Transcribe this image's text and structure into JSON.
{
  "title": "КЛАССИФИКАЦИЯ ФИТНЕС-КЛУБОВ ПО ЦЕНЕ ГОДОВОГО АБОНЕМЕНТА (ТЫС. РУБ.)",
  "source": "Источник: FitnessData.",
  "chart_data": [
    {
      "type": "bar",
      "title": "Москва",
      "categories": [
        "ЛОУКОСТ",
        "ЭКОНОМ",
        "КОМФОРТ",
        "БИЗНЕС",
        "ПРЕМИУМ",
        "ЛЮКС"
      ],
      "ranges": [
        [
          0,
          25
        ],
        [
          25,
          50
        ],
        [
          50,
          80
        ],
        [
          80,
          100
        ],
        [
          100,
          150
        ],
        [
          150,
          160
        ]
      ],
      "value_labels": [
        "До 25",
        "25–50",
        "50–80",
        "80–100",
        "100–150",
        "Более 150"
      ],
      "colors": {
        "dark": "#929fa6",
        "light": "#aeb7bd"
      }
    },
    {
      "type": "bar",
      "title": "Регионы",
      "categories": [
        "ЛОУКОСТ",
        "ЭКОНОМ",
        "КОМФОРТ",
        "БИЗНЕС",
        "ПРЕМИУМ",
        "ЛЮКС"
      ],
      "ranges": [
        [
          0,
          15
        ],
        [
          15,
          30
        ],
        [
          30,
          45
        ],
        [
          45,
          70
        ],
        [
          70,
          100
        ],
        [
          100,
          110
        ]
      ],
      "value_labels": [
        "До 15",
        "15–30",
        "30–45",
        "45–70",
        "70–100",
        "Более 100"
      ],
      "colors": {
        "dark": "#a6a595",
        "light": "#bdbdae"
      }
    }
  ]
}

==*==

WORK INSTRUCTIONS
From the listing above, extract all records word for word.

THE OUTPUT
Transcribe this image's text and structure into JSON.
{
  "title": "КЛАССИФИКАЦИЯ ФИТНЕС-КЛУБОВ ПО ЦЕНЕ ГОДОВОГО АБОНЕМЕНТА (ТЫС. РУБ.)",
  "source": "Источник: FitnessData.",
  "chart_data": [
    {
      "type": "bar",
      "title": "Москва",
      "categories": [
        "ЛОУКОСТ",
        "ЭКОНОМ",
        "КОМФОРТ",
        "БИЗНЕС",
        "ПРЕМИУМ",
        "ЛЮКС"
      ],
      "ranges": [
        [
          0,
          25
        ],
        [
          25,
          50
        ],
        [
          50,
          80
        ],
        [
          80,
          100
        ],
        [
          100,
          150
        ],
        [
          150,
          160
        ]
      ],
      "value_labels": [
        "До 25",
        "25–50",
        "50–80",
        "80–100",
        "100–150",
        "Более 150"
      ],
      "colors": {
        "dark": "#929fa6",
        "light": "#aeb7bd"
      }
    },
    {
      "type": "bar",
      "title": "Регионы",
      "categories": [
        "ЛОУКОСТ",
        "ЭКОНОМ",
        "КОМФОРТ",
        "БИЗНЕС",
        "ПРЕМИУМ",
        "ЛЮКС"
      ],
      "ranges": [
        [
          0,
          15
        ],
        [
          15,
          30
        ],
        [
          30,
          45
        ],
        [
          45,
          70
        ],
        [
          70,
          100
        ],
        [
          100,
          110
        ]
      ],
      "value_labels": [
        "До 15",
        "15–30",
        "30–45",
        "45–70",
        "70–100",
        "Более 100"
      ],
      "colors": {
        "dark": "#a6a595",
        "light": "#bdbdae"
      }
    }
  ]
}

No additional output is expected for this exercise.